Let $ABC$ an isosceles triangle with $CA=CB$ and $\Gamma$ it´s circumcircle. The perpendicular to $CB$ through $B$ intersect $\Gamma$ in points $B$ and $E$. The parallel to $BC$ through $A$ intersect $\Gamma$ in points $A$ and $D$. Let $F$ the intersection of $ED$ and $BC, I$ the intersection of $BD$ and $EC, \Omega$ the cricumcircle of the triangle $ADI$ and $\Phi$ the circumcircle of $BEF$.If $O$ and $P$ are the centers of $\Gamma$ and $\Phi$, respectively, prove that $OP$ is tangent to $\Omega$
Problem
Source: Mathematics Regional Olympiad of Mexico Southeast 2018 P5
Tags: geometry, circumcircle
UI_MathZ_25
24.11.2022 08:42
It's clear that $C, O$ and $E$ are collinear. Claim: $O$ lies on $\Omega$. Proof: $\angle AOI = 2 \angle ACE = \angle ACB = 180^{\circ} - \angle ADB = 180^{\circ} - \angle ADI$ $\square$ Since $PO \perp BE \Rightarrow PO \parallel BC \parallel AD$ and as $O$ lies on the perpendicular bisector of $AD$, therefore $OP$ is tangent to $\Omega$ at $O$, as desired.

- **Page element annotations**
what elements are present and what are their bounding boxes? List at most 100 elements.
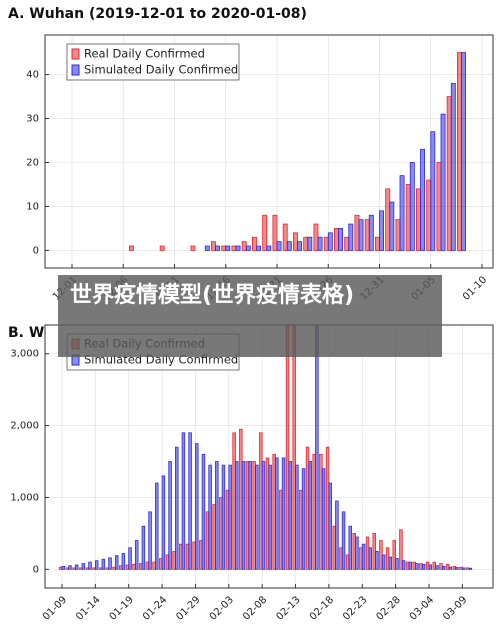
bar [327,232,333,251]
bar [361,543,366,570]
bar [85,567,90,570]
bar [215,245,220,251]
bar [179,543,183,570]
bar [228,464,232,570]
bar [325,446,330,570]
bar [459,566,463,570]
bar [348,223,354,251]
bar [315,325,319,570]
bar [281,457,286,570]
bar [221,464,226,570]
x-tick-label: 01-10 [461,274,489,302]
x-tick-label: 02-03 [208,594,236,622]
bar [339,547,343,570]
bar [307,236,313,251]
y-tick-label: 0 [33,564,39,575]
bar [452,566,457,570]
x-tick-label: 02-08 [241,594,269,622]
bar [448,566,453,570]
bar [148,511,152,570]
bar [210,241,216,251]
bar [58,566,63,570]
bar [245,461,250,570]
bar [399,529,403,570]
bar [288,461,292,570]
bar [225,489,230,570]
bar [401,560,406,570]
bar [301,468,306,570]
bar [168,461,172,570]
bar [181,432,186,570]
bars [128,52,466,251]
legend-label: Real Daily Confirmed [84,47,205,61]
bar [385,188,391,251]
bar [405,561,410,570]
bar [321,468,326,570]
bar [190,245,196,251]
bar [385,547,390,570]
bar [241,241,247,251]
bar [235,245,241,251]
bar [132,563,136,570]
bar [145,561,150,570]
bar [94,560,99,570]
bar [195,443,199,570]
bar [395,558,399,570]
x-tick-label: 01-09 [41,594,69,622]
bar [248,461,252,570]
bar [159,245,165,251]
bars [58,325,473,570]
bar [379,540,383,570]
bar [368,547,372,570]
y-tick-label: 1,000 [10,492,39,503]
bar [432,561,437,570]
bar [420,148,425,251]
bar [282,223,288,251]
bar [345,554,350,570]
bar [419,563,423,570]
bar [388,556,393,570]
bar [161,475,166,570]
bar [88,561,92,570]
bar [395,219,401,251]
bar [352,532,356,570]
bar [430,131,436,251]
bar [323,236,329,251]
chart-title: A. Wuhan (2019-12-01 to 2020-01-08) [8,6,307,22]
bar [332,525,336,570]
x-tick-label: 02-13 [274,594,302,622]
bar [305,446,310,570]
bar [272,214,278,251]
bar [259,432,263,570]
bar [266,245,272,251]
bar [172,550,176,570]
bar [415,563,419,570]
bar [354,214,360,251]
bar [375,550,379,570]
bar [212,504,216,570]
bar [232,432,236,570]
bar [313,223,319,251]
bar [435,565,439,570]
bar [265,457,270,570]
bar [231,245,237,251]
bar [374,236,380,251]
bar [138,563,143,570]
bar [81,563,86,570]
x-tick-label: 02-23 [341,594,369,622]
bar [408,561,413,570]
bar [450,82,456,251]
bar [389,201,395,251]
bar [297,241,302,251]
bar [392,540,397,570]
bar [245,245,251,251]
bar [456,52,462,251]
bar [421,563,426,570]
bar [333,228,339,251]
bar [65,567,70,570]
bar [125,564,130,570]
y-tick-label: 0 [33,245,39,256]
bar [308,461,312,570]
bar [319,453,323,570]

- **JOBS**
A. Turn the records, everything from the line containing "bar [327,232,333,251]" down to the line containing "bar [190,245,196,251]", into a numbered list, leaving out blank lines.
B. Go on with the geometry problem and its solution from where it stops.

- **RESULTS BY TASK**
A.
1. bar [327,232,333,251]
2. bar [361,543,366,570]
3. bar [85,567,90,570]
4. bar [215,245,220,251]
5. bar [179,543,183,570]
6. bar [228,464,232,570]
7. bar [325,446,330,570]
8. bar [459,566,463,570]
9. bar [348,223,354,251]
10. bar [315,325,319,570]
11. bar [281,457,286,570]
12. bar [221,464,226,570]
13. x-tick-label: 01-10 [461,274,489,302]
14. x-tick-label: 02-03 [208,594,236,622]
15. bar [339,547,343,570]
16. bar [307,236,313,251]
17. y-tick-label: 0 [33,564,39,575]
18. bar [452,566,457,570]
19. x-tick-label: 02-08 [241,594,269,622]
20. bar [448,566,453,570]
21. bar [148,511,152,570]
22. bar [210,241,216,251]
23. bar [58,566,63,570]
24. bar [245,461,250,570]
25. bar [399,529,403,570]
26. bar [288,461,292,570]
27. bar [225,489,230,570]
28. bar [401,560,406,570]
29. bar [301,468,306,570]
30. bar [168,461,172,570]
31. bar [181,432,186,570]
32. bars [128,52,466,251]
33. legend-label: Real Daily Confirmed [84,47,205,61]
34. bar [385,188,391,251]
35. bar [405,561,410,570]
36. bar [321,468,326,570]
37. bar [190,245,196,251]

B.
Attachments:
Proproblemsolver
24.11.2022 09:10
UI_MathZ_25 wrote: It's clear that $C, O$ and $E$ are collinear. Claim: $O$ lies on $\Omega$. Proof: $\angle AOI = 2 \angle CAE = \angle ACB = 180^{\circ} - \angle ADB = 180^{\circ} - \angle ADI$ $\square$ Since $PO \perp BE \Rightarrow PO \parallel BC \parallel AD$ and as $O$ lies on the perpendicular bisector of $AD$, therefore $OP$ is tangent to $\Omega$ at $O$, as desired. How $ \angle AOI$ = 2$ \angle CAE$ ?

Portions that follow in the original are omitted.